What this task involves -> Rewrite the records below with each "help-icon" replaced by "info-icon", leaving everything else unchanged.

Records supplied ->

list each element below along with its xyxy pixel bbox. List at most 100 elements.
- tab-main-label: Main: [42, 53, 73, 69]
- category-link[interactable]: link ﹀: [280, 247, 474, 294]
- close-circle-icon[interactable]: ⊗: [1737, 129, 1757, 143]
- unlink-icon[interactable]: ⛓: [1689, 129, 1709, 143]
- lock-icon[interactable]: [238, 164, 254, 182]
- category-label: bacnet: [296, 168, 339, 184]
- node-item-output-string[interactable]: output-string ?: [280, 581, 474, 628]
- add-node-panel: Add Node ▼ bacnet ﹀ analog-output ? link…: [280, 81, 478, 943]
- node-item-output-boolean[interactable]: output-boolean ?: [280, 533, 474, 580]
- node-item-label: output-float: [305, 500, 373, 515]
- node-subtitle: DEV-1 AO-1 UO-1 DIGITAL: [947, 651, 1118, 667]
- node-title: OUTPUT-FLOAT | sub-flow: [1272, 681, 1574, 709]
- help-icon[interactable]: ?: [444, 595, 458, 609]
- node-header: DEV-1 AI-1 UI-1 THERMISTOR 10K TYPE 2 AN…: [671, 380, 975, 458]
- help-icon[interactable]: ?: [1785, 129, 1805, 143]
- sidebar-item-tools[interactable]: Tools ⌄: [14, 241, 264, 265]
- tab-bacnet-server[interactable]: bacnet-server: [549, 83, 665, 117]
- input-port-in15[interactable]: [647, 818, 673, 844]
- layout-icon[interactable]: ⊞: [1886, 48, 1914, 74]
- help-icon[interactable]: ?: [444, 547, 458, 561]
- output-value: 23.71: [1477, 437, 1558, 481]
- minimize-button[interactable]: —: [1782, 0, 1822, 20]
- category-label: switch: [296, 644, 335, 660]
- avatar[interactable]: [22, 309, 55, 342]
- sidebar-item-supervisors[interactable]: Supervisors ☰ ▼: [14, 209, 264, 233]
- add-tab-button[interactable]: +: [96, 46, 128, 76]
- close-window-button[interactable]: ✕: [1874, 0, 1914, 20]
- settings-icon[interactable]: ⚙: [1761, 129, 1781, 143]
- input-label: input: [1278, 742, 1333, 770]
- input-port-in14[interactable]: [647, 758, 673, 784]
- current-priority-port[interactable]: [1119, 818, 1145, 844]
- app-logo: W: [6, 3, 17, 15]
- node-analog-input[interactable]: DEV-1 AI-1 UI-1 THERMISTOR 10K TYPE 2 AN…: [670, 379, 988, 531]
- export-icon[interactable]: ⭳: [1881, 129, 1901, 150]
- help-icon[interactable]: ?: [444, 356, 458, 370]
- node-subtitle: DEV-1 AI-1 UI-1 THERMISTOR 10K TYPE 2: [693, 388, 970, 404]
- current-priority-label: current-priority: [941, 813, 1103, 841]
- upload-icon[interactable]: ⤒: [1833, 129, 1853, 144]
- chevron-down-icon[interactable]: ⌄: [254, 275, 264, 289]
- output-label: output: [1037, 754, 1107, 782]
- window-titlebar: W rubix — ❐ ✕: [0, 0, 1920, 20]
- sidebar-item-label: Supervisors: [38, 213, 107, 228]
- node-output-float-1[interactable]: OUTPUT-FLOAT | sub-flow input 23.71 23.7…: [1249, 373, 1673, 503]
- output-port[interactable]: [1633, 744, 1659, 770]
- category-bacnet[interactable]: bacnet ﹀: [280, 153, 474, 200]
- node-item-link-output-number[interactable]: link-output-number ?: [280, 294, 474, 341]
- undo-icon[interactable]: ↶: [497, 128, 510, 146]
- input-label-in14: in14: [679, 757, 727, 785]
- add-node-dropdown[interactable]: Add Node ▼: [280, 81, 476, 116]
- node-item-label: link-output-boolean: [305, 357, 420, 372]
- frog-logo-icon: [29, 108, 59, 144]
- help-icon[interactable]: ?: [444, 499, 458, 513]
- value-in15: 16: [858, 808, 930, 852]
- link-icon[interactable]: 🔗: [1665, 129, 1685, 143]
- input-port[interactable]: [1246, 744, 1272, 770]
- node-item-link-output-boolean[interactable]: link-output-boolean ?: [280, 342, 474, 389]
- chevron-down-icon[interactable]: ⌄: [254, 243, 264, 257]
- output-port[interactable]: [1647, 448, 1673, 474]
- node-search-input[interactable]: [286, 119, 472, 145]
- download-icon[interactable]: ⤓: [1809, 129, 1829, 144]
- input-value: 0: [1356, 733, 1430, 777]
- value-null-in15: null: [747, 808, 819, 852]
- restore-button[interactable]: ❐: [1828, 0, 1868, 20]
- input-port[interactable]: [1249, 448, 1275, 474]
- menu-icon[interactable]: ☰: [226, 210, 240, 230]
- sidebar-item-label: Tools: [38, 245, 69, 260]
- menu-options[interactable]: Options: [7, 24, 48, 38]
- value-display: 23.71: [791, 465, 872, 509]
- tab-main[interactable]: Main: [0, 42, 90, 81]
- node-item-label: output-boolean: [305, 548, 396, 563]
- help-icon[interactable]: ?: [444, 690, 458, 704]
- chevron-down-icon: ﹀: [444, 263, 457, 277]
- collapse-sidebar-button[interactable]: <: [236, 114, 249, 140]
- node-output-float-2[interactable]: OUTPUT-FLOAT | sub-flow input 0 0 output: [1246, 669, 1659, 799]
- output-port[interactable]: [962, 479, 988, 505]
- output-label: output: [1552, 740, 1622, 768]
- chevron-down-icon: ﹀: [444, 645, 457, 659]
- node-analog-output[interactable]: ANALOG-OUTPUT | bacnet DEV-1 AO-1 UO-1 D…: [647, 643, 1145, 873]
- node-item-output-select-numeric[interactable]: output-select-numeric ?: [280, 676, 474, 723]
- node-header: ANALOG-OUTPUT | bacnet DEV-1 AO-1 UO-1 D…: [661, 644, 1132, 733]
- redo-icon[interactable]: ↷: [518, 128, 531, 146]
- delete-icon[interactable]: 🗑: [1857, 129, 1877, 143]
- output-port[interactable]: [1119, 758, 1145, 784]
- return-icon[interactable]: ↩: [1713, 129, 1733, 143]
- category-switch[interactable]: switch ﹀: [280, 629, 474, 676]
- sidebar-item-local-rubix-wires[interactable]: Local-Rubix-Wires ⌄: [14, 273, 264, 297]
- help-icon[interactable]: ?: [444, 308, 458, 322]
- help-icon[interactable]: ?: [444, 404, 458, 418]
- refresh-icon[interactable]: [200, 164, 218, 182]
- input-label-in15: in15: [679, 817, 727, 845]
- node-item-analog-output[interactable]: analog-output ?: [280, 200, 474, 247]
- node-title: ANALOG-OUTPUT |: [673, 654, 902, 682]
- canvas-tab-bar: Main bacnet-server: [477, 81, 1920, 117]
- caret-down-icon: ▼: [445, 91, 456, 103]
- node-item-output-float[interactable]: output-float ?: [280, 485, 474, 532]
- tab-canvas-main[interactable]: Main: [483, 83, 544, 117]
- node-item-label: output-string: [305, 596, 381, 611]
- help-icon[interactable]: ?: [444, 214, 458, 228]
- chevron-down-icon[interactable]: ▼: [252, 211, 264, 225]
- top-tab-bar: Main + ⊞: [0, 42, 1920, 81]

Full response ->
list each element below along with its xyxy pixel bbox. List at most 100 elements.
- tab-main-label: Main: [42, 53, 73, 69]
- category-link[interactable]: link ﹀: [280, 247, 474, 294]
- close-circle-icon[interactable]: ⊗: [1737, 129, 1757, 143]
- unlink-icon[interactable]: ⛓: [1689, 129, 1709, 143]
- lock-icon[interactable]: [238, 164, 254, 182]
- category-label: bacnet: [296, 168, 339, 184]
- node-item-output-string[interactable]: output-string ?: [280, 581, 474, 628]
- add-node-panel: Add Node ▼ bacnet ﹀ analog-output ? link…: [280, 81, 478, 943]
- node-item-output-boolean[interactable]: output-boolean ?: [280, 533, 474, 580]
- node-item-label: output-float: [305, 500, 373, 515]
- node-subtitle: DEV-1 AO-1 UO-1 DIGITAL: [947, 651, 1118, 667]
- node-title: OUTPUT-FLOAT | sub-flow: [1272, 681, 1574, 709]
- info-icon[interactable]: ?: [444, 595, 458, 609]
- node-header: DEV-1 AI-1 UI-1 THERMISTOR 10K TYPE 2 AN…: [671, 380, 975, 458]
- info-icon[interactable]: ?: [1785, 129, 1805, 143]
- sidebar-item-tools[interactable]: Tools ⌄: [14, 241, 264, 265]
- tab-bacnet-server[interactable]: bacnet-server: [549, 83, 665, 117]
- input-port-in15[interactable]: [647, 818, 673, 844]
- layout-icon[interactable]: ⊞: [1886, 48, 1914, 74]
- info-icon[interactable]: ?: [444, 547, 458, 561]
- output-value: 23.71: [1477, 437, 1558, 481]
- minimize-button[interactable]: —: [1782, 0, 1822, 20]
- category-label: switch: [296, 644, 335, 660]
- avatar[interactable]: [22, 309, 55, 342]
- sidebar-item-supervisors[interactable]: Supervisors ☰ ▼: [14, 209, 264, 233]
- add-tab-button[interactable]: +: [96, 46, 128, 76]
- close-window-button[interactable]: ✕: [1874, 0, 1914, 20]
- settings-icon[interactable]: ⚙: [1761, 129, 1781, 143]
- input-label: input: [1278, 742, 1333, 770]
- input-port-in14[interactable]: [647, 758, 673, 784]
- current-priority-port[interactable]: [1119, 818, 1145, 844]
- app-logo: W: [6, 3, 17, 15]
- node-analog-input[interactable]: DEV-1 AI-1 UI-1 THERMISTOR 10K TYPE 2 AN…: [670, 379, 988, 531]
- export-icon[interactable]: ⭳: [1881, 129, 1901, 150]
- info-icon[interactable]: ?: [444, 356, 458, 370]
- node-subtitle: DEV-1 AI-1 UI-1 THERMISTOR 10K TYPE 2: [693, 388, 970, 404]
- current-priority-label: current-priority: [941, 813, 1103, 841]
- upload-icon[interactable]: ⤒: [1833, 129, 1853, 144]
- chevron-down-icon[interactable]: ⌄: [254, 275, 264, 289]
- output-label: output: [1037, 754, 1107, 782]
- window-titlebar: W rubix — ❐ ✕: [0, 0, 1920, 20]
- sidebar-item-label: Supervisors: [38, 213, 107, 228]
- node-output-float-1[interactable]: OUTPUT-FLOAT | sub-flow input 23.71 23.7…: [1249, 373, 1673, 503]
- output-port[interactable]: [1633, 744, 1659, 770]
- category-bacnet[interactable]: bacnet ﹀: [280, 153, 474, 200]
- node-item-link-output-number[interactable]: link-output-number ?: [280, 294, 474, 341]
- undo-icon[interactable]: ↶: [497, 128, 510, 146]
- input-label-in14: in14: [679, 757, 727, 785]
- add-node-dropdown[interactable]: Add Node ▼: [280, 81, 476, 116]
- node-item-label: link-output-boolean: [305, 357, 420, 372]
- frog-logo-icon: [29, 108, 59, 144]
- info-icon[interactable]: ?: [444, 499, 458, 513]
- value-in15: 16: [858, 808, 930, 852]
- link-icon[interactable]: 🔗: [1665, 129, 1685, 143]
- input-port[interactable]: [1246, 744, 1272, 770]
- node-item-link-output-boolean[interactable]: link-output-boolean ?: [280, 342, 474, 389]
- chevron-down-icon[interactable]: ⌄: [254, 243, 264, 257]
- output-port[interactable]: [1647, 448, 1673, 474]
- node-search-input[interactable]: [286, 119, 472, 145]
- download-icon[interactable]: ⤓: [1809, 129, 1829, 144]
- input-value: 0: [1356, 733, 1430, 777]
- value-null-in15: null: [747, 808, 819, 852]
- restore-button[interactable]: ❐: [1828, 0, 1868, 20]
- input-port[interactable]: [1249, 448, 1275, 474]
- menu-icon[interactable]: ☰: [226, 210, 240, 230]
- sidebar-item-label: Tools: [38, 245, 69, 260]
- menu-options[interactable]: Options: [7, 24, 48, 38]
- value-display: 23.71: [791, 465, 872, 509]
- tab-main[interactable]: Main: [0, 42, 90, 81]
- node-item-label: output-boolean: [305, 548, 396, 563]
- info-icon[interactable]: ?: [444, 690, 458, 704]
- chevron-down-icon: ﹀: [444, 263, 457, 277]
- collapse-sidebar-button[interactable]: <: [236, 114, 249, 140]
- node-output-float-2[interactable]: OUTPUT-FLOAT | sub-flow input 0 0 output: [1246, 669, 1659, 799]
- output-port[interactable]: [962, 479, 988, 505]
- output-label: output: [1552, 740, 1622, 768]
- chevron-down-icon: ﹀: [444, 645, 457, 659]
- node-analog-output[interactable]: ANALOG-OUTPUT | bacnet DEV-1 AO-1 UO-1 D…: [647, 643, 1145, 873]
- node-item-output-select-numeric[interactable]: output-select-numeric ?: [280, 676, 474, 723]
- node-header: ANALOG-OUTPUT | bacnet DEV-1 AO-1 UO-1 D…: [661, 644, 1132, 733]
- redo-icon[interactable]: ↷: [518, 128, 531, 146]
- delete-icon[interactable]: 🗑: [1857, 129, 1877, 143]
- output-port[interactable]: [1119, 758, 1145, 784]
- return-icon[interactable]: ↩: [1713, 129, 1733, 143]
- category-switch[interactable]: switch ﹀: [280, 629, 474, 676]
- sidebar-item-local-rubix-wires[interactable]: Local-Rubix-Wires ⌄: [14, 273, 264, 297]
- info-icon[interactable]: ?: [444, 308, 458, 322]
- info-icon[interactable]: ?: [444, 404, 458, 418]
- refresh-icon[interactable]: [200, 164, 218, 182]
- input-label-in15: in15: [679, 817, 727, 845]
- node-item-analog-output[interactable]: analog-output ?: [280, 200, 474, 247]
- node-title: ANALOG-OUTPUT |: [673, 654, 902, 682]
- canvas-tab-bar: Main bacnet-server: [477, 81, 1920, 117]
- caret-down-icon: ▼: [445, 91, 456, 103]
- node-item-output-float[interactable]: output-float ?: [280, 485, 474, 532]
- tab-canvas-main[interactable]: Main: [483, 83, 544, 117]
- node-item-label: output-string: [305, 596, 381, 611]
- info-icon[interactable]: ?: [444, 214, 458, 228]
- chevron-down-icon[interactable]: ▼: [252, 211, 264, 225]
- top-tab-bar: Main + ⊞: [0, 42, 1920, 81]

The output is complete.